O relatório explica que os últimos três meses de 2008 foram marcados por uma deterioração significativa e generalizada das condições de mercado em grande parte dos negócios do Grupo Fiat e das áreas geográficas onde tem operações. A nova situação tornou mais difícil fazer projeções diante de um severo aperto de crédito e problemas de liquidez.
A nota distribuída pela Fiat destaca o ‘maior e melhor resultado da sua história’ e ressalta a boa performance do Grupo no Brasil.
A receita líquida alcançou € 59,4 bilhões, 1,5% acima da obtida em 2007. Nos primeiros nove meses o avanço da receita chegou a 8,4% sobre igual período de 2007, mas caiu com o acentuada declínio no quarto trimestre, de 17,2% em relação a igual período de 2007.
O resultado operacional (excluídos efeitos extraordinários) somou € 3,4 bilhões, crescendo
4% sobre 2007. Os bons resultados em máquinas agrícolas, veículos industriais e automóveis de luxo compensaram a queda nos segmentos de automóveis, componentes e máquinas para construção civil.
A margem operacional subiu para 5,7%, frente a 5,5% em 2007, refletindo ganhos de eficiência e melhores preços, que compensaram as perdas de volume e resultados no quarto trimestre. O resultado antes dos impostos, entretanto, contraiu-se 21%, para € 2,2 bilhões.
O lucro líquido alcançou € 1,7 bilhão, recuando 16,2% em relação a 2007. Por outro lado, o endividamento industrial líquido de € 5,9 bilhões reflete um nível mais alto de investimento, 36% superior a 2007, somado à tomada de parte do capital de giro necessário às operações no quarto trimestre.
O relatório afirma que a liquidez continua forte, em € 3,9 bilhões, mas o Conselho de Administração não proporá dividendos relativos a 2008, à exceção daqueles vinculados a obrigatoriedade estatutária.
A divisão de automóveis do grupo teve receita de € 26,9 bilhões, 0,5% acima de 2007, e comercializou 2.152.500 automóveis e comerciais leves, 3,6% a menos do que no ano anterior. O aumento das vendas na França (31%), Alemanha (14%) e Brasil (9%) compensou a queda em outros mercados importantes, como Itália (-16%).

--

* _Aplique a leitura_:
**A.** Cite, sem alterações, o trecho do texto sobre os resultados da Fiat em 2008 que vai de "O lucro líquido" até "como Itália (-16%).".
**B.** Prossiga o texto sobre os resultados da Fiat em 2008 a partir da última frase apresentada.

(Trechos de um conjunto de dados)
--

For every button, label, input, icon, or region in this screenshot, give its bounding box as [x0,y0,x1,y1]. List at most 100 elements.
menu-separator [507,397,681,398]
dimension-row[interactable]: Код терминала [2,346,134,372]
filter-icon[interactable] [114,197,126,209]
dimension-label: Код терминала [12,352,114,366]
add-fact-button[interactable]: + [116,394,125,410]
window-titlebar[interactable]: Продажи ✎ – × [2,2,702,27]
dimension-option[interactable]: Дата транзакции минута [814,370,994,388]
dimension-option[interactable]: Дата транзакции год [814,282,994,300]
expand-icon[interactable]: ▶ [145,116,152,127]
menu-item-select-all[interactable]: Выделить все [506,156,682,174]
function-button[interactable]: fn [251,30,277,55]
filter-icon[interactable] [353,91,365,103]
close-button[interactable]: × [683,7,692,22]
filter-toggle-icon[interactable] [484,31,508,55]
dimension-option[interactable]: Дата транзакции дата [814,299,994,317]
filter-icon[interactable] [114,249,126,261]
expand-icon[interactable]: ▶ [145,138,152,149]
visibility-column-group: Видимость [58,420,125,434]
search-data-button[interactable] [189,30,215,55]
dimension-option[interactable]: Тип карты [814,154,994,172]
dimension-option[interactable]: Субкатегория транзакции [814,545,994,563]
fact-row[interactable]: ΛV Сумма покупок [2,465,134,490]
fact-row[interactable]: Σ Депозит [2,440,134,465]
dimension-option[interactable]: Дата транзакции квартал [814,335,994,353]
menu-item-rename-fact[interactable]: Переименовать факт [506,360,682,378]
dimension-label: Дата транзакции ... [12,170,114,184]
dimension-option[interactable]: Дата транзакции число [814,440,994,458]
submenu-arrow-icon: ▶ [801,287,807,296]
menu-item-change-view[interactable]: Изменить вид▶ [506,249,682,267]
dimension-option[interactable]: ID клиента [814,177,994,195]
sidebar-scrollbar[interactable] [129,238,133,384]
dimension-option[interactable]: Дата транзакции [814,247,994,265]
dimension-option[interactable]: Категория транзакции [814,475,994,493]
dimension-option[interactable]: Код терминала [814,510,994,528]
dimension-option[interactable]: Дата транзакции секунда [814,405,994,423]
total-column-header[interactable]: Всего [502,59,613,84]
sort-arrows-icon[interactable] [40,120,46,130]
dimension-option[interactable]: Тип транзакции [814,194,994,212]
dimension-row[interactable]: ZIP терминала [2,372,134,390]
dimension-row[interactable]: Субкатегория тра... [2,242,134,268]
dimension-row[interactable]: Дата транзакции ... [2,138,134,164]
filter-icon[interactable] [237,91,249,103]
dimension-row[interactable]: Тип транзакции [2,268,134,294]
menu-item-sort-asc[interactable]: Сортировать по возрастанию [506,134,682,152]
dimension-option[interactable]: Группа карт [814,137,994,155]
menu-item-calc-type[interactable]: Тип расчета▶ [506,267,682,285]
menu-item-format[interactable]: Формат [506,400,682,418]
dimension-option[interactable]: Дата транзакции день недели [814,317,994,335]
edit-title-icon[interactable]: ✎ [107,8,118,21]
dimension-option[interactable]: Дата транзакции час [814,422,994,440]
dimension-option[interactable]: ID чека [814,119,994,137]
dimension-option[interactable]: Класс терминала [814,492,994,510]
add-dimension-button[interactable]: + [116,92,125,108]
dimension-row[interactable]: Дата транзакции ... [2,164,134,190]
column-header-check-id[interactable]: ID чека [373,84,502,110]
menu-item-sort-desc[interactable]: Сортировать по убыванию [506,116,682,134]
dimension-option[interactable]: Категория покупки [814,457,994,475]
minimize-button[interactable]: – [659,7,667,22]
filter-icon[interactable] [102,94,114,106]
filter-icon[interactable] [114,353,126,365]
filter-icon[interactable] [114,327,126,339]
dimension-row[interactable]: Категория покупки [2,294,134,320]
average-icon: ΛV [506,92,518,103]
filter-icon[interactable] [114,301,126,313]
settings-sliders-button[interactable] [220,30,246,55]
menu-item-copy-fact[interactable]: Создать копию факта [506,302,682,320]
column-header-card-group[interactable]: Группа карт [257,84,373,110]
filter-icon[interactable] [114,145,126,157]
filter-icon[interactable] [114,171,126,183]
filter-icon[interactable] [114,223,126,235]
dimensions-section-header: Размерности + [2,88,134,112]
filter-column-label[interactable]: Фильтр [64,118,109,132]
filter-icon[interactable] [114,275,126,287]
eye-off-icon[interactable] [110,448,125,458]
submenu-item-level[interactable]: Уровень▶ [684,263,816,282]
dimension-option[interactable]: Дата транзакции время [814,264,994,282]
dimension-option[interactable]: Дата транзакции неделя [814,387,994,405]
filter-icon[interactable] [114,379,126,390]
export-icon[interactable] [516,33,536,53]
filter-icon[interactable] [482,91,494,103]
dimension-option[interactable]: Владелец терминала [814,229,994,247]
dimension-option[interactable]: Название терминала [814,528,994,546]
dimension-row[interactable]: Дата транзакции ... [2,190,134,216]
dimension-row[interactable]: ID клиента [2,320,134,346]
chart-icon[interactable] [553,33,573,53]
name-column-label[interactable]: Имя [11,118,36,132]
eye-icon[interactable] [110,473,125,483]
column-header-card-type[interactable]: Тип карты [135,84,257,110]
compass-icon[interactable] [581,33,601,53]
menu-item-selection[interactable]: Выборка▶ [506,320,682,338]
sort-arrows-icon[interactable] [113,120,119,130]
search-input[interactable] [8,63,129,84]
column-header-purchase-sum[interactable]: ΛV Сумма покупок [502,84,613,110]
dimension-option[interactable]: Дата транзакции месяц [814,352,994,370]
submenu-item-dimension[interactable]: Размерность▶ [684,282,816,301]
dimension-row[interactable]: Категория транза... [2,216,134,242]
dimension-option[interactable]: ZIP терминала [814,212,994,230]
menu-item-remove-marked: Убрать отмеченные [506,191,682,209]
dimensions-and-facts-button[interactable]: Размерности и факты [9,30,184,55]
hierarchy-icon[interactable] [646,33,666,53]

--

* _Respostas do exercício_:
**A.**
O lucro líquido alcançou € 1,7 bilhão, recuando 16,2% em relação a 2007. Por outro lado, o endividamento industrial líquido de € 5,9 bilhões reflete um nível mais alto de investimento, 36% superior a 2007, somado à tomada de parte do capital de giro necessário às operações no quarto trimestre.
O relatório afirma que a liquidez continua forte, em € 3,9 bilhões, mas o Conselho de Administração não proporá dividendos relativos a 2008, à exceção daqueles vinculados a obrigatoriedade estatutária.
A divisão de automóveis do grupo teve receita de € 26,9 bilhões, 0,5% acima de 2007, e comercializou 2.152.500 automóveis e comerciais leves, 3,6% a menos do que no ano anterior. O aumento das vendas na França (31%), Alemanha (14%) e Brasil (9%) compensou a queda em outros mercados importantes, como Itália (-16%).

**B.**
A receita da CNH (máquinas agrícolas e de construção) cresceu 7,4%, para € 12,7 bilhões. Contabilizado em dólar, o crescimento foi de 15,3%. O resultado decorre da forte alta nas vendas de máquinas agrícolas, especialmente tratores de mais alta potência e de colheitadeiras e colhedeiras. As vendas de máquinas de construção civil recuaram, porque os bons resultados alcançado na América Latina e em outros mercados não foram suficientes para compensar a retração na Ámérica do Norte e Europa Ocidental.
A Iveco, divisão de veículos industriais, registrou receitas de € 10,8 bilhões, com um recuo de 3,8%. As vendas caíram 9,2% no ano, perda compensada pelo mix de produtos e melhores preços. Iveco teve um desempenho particularmente positivo na América Latina, com um crescimento de vendas de 21,6% frente a 2007, apesar da contração do mercado no quarto trimestre.
Previsões para 2009
O Conselho de Administração admite as dificuldades e pretende atualizar suas expectativas trimestralmente. Entre as projeções do grupo para o ano estão:
– queda de 20% da demanda global dos produtos;
– resultado da gestão ordinária (trading profit) superior a 1 bilhão de euros.
– custos de reestruturação da ordem de € 300 milhões.
– lucro líquido superior a € 300 milhões.
– fluxo de caixa industrial líquido superior a € 1 bilhão, com endividamento industrial líquido inferior a € 5 bilhões.
O resultado no Brasil
As empresas do Grupo Fiat no Brasil alcançaram, em 2008, seu melhor desempenho em vendas e participação de mercado. A Fiat Automóveis, com 24,6% de market share, foi líder de vendas pelo sétimo ano. A Iveco expandiu as vendas em 90% e conquistou 2,7 pontos percentuais de participação de mercado. A CNH consolidou a liderança em máquinas agrícolas e para construção.